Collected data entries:

•••

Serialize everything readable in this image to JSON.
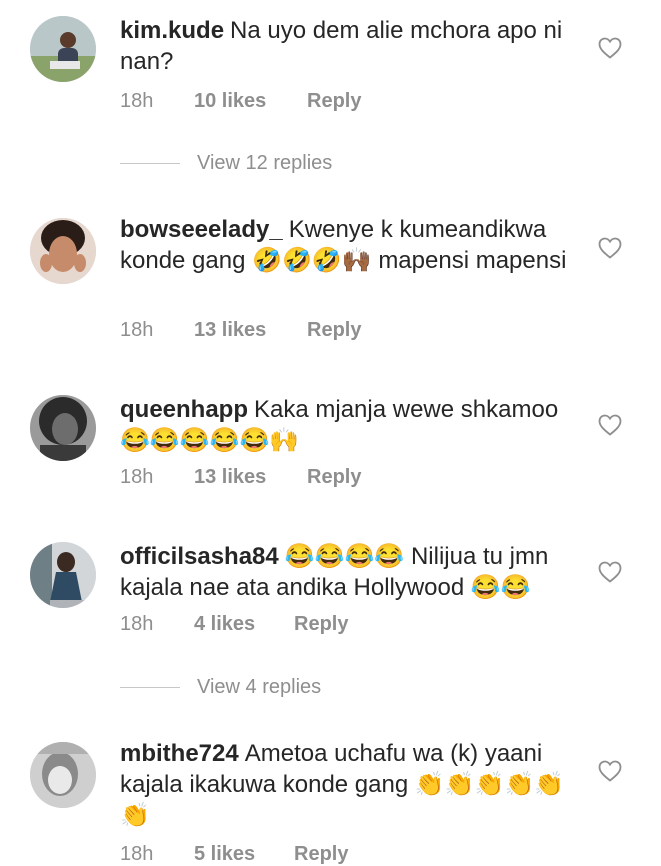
{
  "comments": [
    {
      "username": "kim.kude",
      "text": "Na uyo dem alie mchora apo ni nan?",
      "time": "18h",
      "likes": "10 likes",
      "reply": "Reply",
      "view_replies": "View 12 replies"
    },
    {
      "username": "bowseeelady_",
      "text": "Kwenye k kumeandikwa konde gang 🤣🤣🤣🙌🏾 mapensi mapensi",
      "time": "18h",
      "likes": "13 likes",
      "reply": "Reply"
    },
    {
      "username": "queenhapp",
      "text": "Kaka mjanja wewe shkamoo 😂😂😂😂😂🙌",
      "time": "18h",
      "likes": "13 likes",
      "reply": "Reply"
    },
    {
      "username": "officilsasha84",
      "text": "😂😂😂😂 Nilijua tu jmn kajala nae ata andika Hollywood 😂😂",
      "time": "18h",
      "likes": "4 likes",
      "reply": "Reply",
      "view_replies": "View 4 replies"
    },
    {
      "username": "mbithe724",
      "text": "Ametoa uchafu wa (k) yaani kajala ikakuwa konde gang 👏👏👏👏👏👏",
      "time": "18h",
      "likes": "5 likes",
      "reply": "Reply"
    }
  ],
  "icons": {
    "heart": "heart-outline-icon"
  }
}
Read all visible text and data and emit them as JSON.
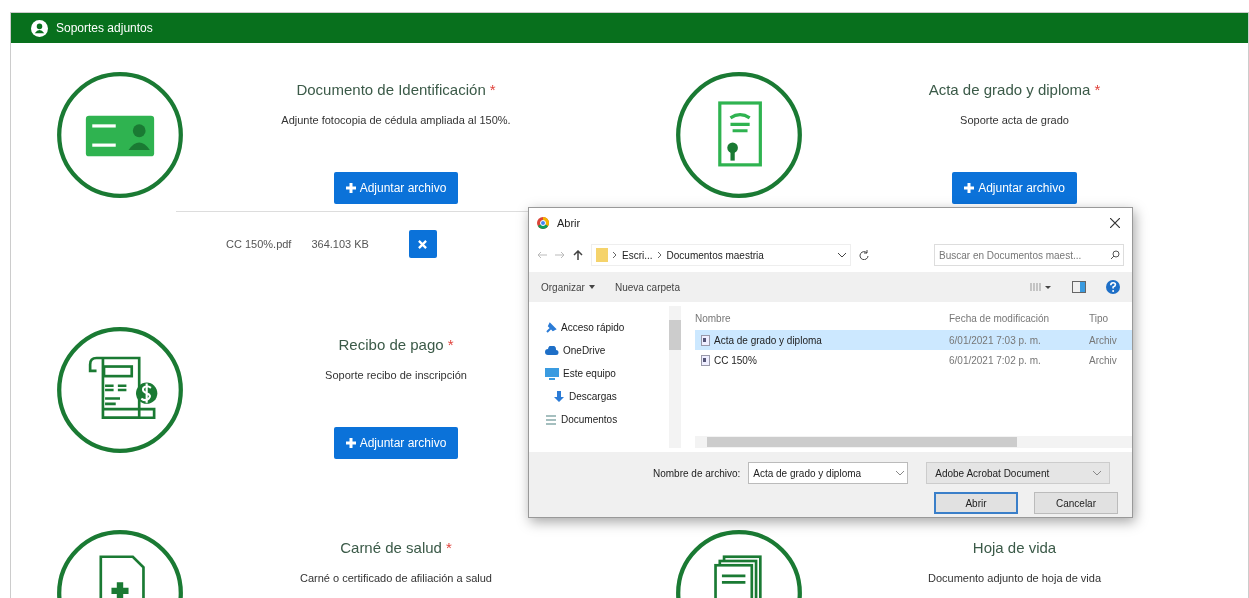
{
  "section": {
    "title": "Soportes adjuntos"
  },
  "rows": [
    {
      "cells": [
        {
          "kind": "id-card",
          "title": "Documento de Identificación",
          "required_mark": "*",
          "description": "Adjunte fotocopia de cédula ampliada al 150%.",
          "button": "Adjuntar archivo",
          "files": [
            {
              "name": "CC 150%.pdf",
              "size": "364.103 KB"
            }
          ]
        },
        {
          "kind": "diploma",
          "title": "Acta de grado y diploma",
          "required_mark": "*",
          "description": "Soporte acta de grado",
          "button": "Adjuntar archivo"
        }
      ]
    },
    {
      "cells": [
        {
          "kind": "receipt",
          "title": "Recibo de pago",
          "required_mark": "*",
          "description": "Soporte recibo de inscripción",
          "button": "Adjuntar archivo"
        }
      ]
    },
    {
      "cells": [
        {
          "kind": "health",
          "title": "Carné de salud",
          "required_mark": "*",
          "description": "Carné o certificado de afiliación a salud"
        },
        {
          "kind": "stack",
          "title": "Hoja de vida",
          "description": "Documento adjunto de hoja de vida"
        }
      ]
    }
  ],
  "dialog": {
    "title": "Abrir",
    "breadcrumb": [
      "Escri...",
      "Documentos maestria"
    ],
    "search": {
      "placeholder": "Buscar en Documentos maest..."
    },
    "toolbar": [
      "Organizar",
      "Nueva carpeta"
    ],
    "nav": [
      {
        "label": "Acceso rápido",
        "kind": "pin"
      },
      {
        "label": "OneDrive",
        "kind": "cloud"
      },
      {
        "label": "Este equipo",
        "kind": "monitor"
      },
      {
        "label": "Descargas",
        "kind": "download"
      },
      {
        "label": "Documentos",
        "kind": "docs"
      }
    ],
    "columns": [
      "Nombre",
      "Fecha de modificación",
      "Tipo"
    ],
    "files": [
      {
        "name": "Acta de grado y diploma",
        "date": "6/01/2021 7:03 p. m.",
        "type": "Archiv",
        "selected": true
      },
      {
        "name": "CC 150%",
        "date": "6/01/2021 7:02 p. m.",
        "type": "Archiv",
        "selected": false
      }
    ],
    "filename_label": "Nombre de archivo:",
    "filename": "Acta de grado y diploma",
    "filetype": "Adobe Acrobat Document",
    "buttons": [
      {
        "label": "Abrir",
        "default": true
      },
      {
        "label": "Cancelar",
        "default": false
      }
    ]
  }
}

•••

▶ Do this
Pull every line containing "gang" out of the data above.

▶ Final result
      "text": "Kwenye k kumeandikwa konde gang 🤣🤣🤣🙌🏾 mapensi mapensi",
      "text": "Ametoa uchafu wa (k) yaani kajala ikakuwa konde gang 👏👏👏👏👏👏",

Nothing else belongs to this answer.